-- Start --

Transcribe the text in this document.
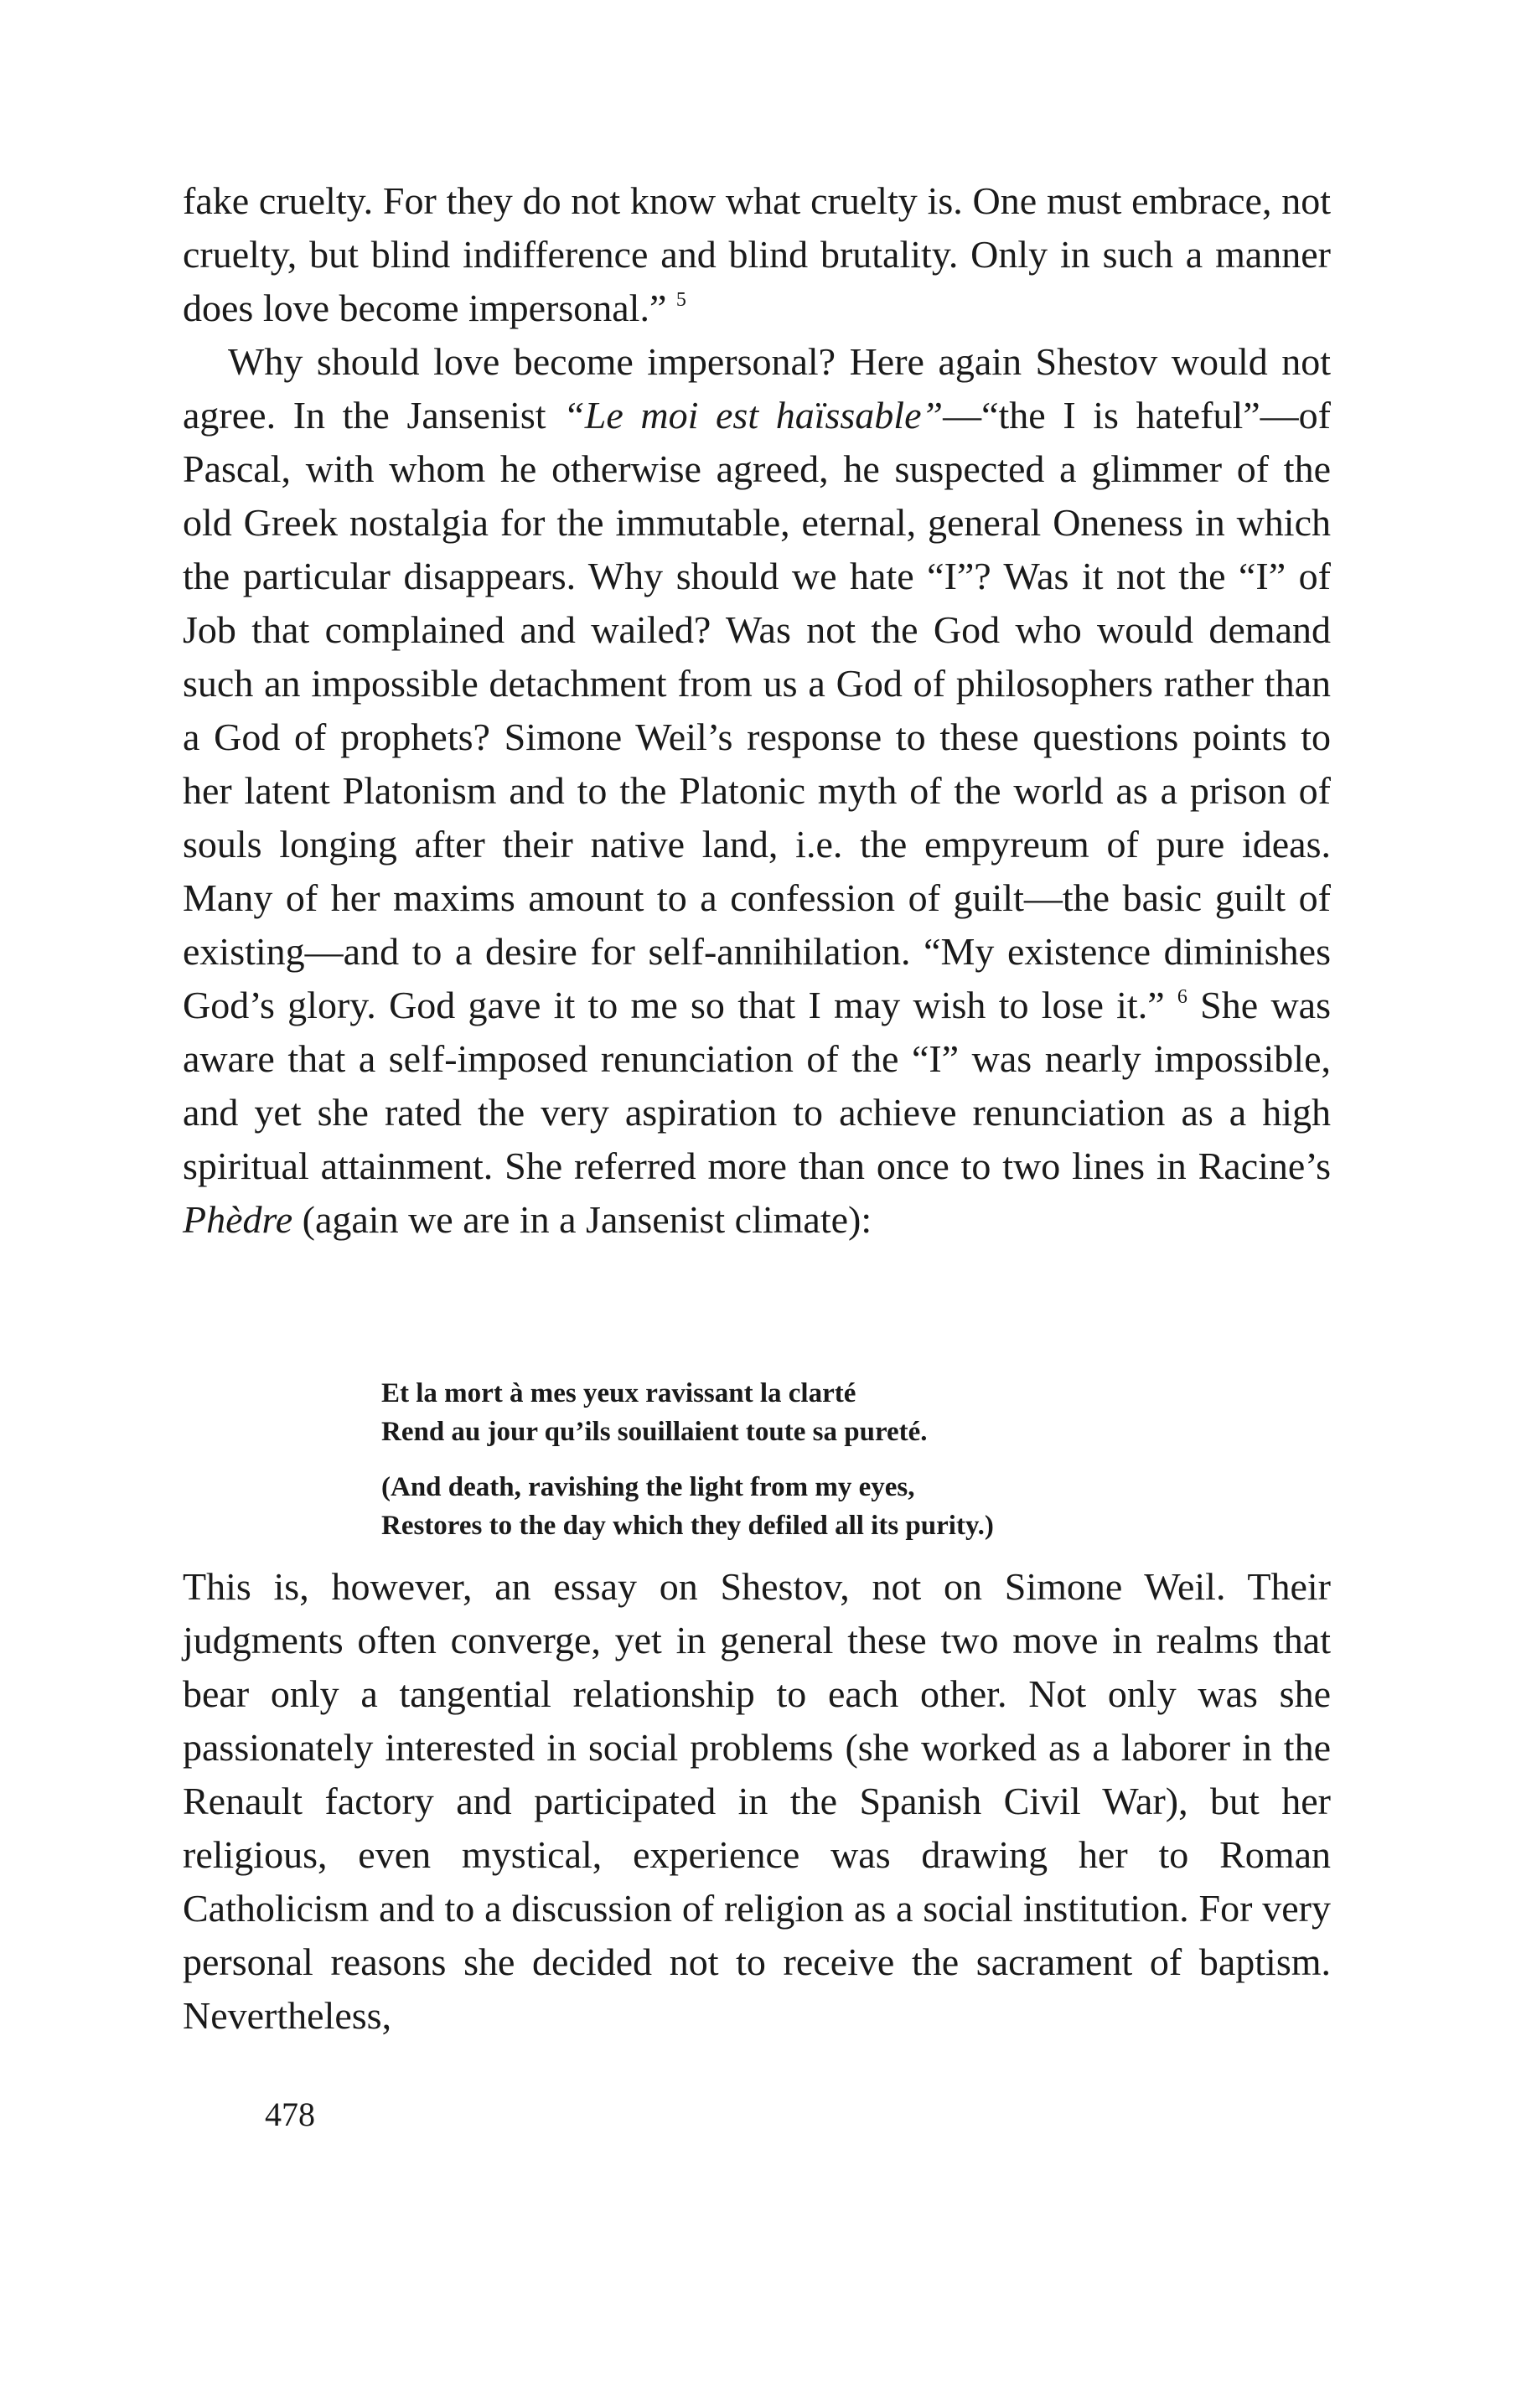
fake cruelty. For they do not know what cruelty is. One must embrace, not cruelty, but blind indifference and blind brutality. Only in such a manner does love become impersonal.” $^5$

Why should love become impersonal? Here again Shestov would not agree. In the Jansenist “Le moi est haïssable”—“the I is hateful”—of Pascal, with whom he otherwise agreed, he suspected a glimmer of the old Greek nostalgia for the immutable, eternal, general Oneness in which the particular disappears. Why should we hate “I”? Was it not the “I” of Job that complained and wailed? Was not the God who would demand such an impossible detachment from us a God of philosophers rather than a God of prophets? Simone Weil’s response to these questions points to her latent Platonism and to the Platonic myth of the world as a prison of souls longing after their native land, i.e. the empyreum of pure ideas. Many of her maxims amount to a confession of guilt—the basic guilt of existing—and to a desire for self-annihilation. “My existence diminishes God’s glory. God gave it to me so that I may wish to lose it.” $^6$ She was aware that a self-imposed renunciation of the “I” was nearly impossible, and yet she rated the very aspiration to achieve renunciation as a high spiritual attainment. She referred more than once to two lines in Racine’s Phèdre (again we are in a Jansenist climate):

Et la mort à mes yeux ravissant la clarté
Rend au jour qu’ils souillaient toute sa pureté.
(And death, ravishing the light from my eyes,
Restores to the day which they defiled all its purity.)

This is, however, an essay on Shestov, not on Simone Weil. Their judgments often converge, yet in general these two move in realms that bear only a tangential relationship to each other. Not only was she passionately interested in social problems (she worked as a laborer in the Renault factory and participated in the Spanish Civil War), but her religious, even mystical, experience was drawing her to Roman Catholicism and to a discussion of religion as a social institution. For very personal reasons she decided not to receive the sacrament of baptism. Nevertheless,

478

-- End --

● Your instructions
Transcribe every record above exactly, leaving out the pictures.

● Output for this task
Transcribe the text in this document.
fake cruelty. For they do not know what cruelty is. One must embrace, not cruelty, but blind indifference and blind brutality. Only in such a manner does love become impersonal.” $^5$

Why should love become impersonal? Here again Shestov would not agree. In the Jansenist “Le moi est haïssable”—“the I is hateful”—of Pascal, with whom he otherwise agreed, he suspected a glimmer of the old Greek nostalgia for the immutable, eternal, general Oneness in which the particular disappears. Why should we hate “I”? Was it not the “I” of Job that complained and wailed? Was not the God who would demand such an impossible detachment from us a God of philosophers rather than a God of prophets? Simone Weil’s response to these questions points to her latent Platonism and to the Platonic myth of the world as a prison of souls longing after their native land, i.e. the empyreum of pure ideas. Many of her maxims amount to a confession of guilt—the basic guilt of existing—and to a desire for self-annihilation. “My existence diminishes God’s glory. God gave it to me so that I may wish to lose it.” $^6$ She was aware that a self-imposed renunciation of the “I” was nearly impossible, and yet she rated the very aspiration to achieve renunciation as a high spiritual attainment. She referred more than once to two lines in Racine’s Phèdre (again we are in a Jansenist climate):

Et la mort à mes yeux ravissant la clarté
Rend au jour qu’ils souillaient toute sa pureté.
(And death, ravishing the light from my eyes,
Restores to the day which they defiled all its purity.)

This is, however, an essay on Shestov, not on Simone Weil. Their judgments often converge, yet in general these two move in realms that bear only a tangential relationship to each other. Not only was she passionately interested in social problems (she worked as a laborer in the Renault factory and participated in the Spanish Civil War), but her religious, even mystical, experience was drawing her to Roman Catholicism and to a discussion of religion as a social institution. For very personal reasons she decided not to receive the sacrament of baptism. Nevertheless,

478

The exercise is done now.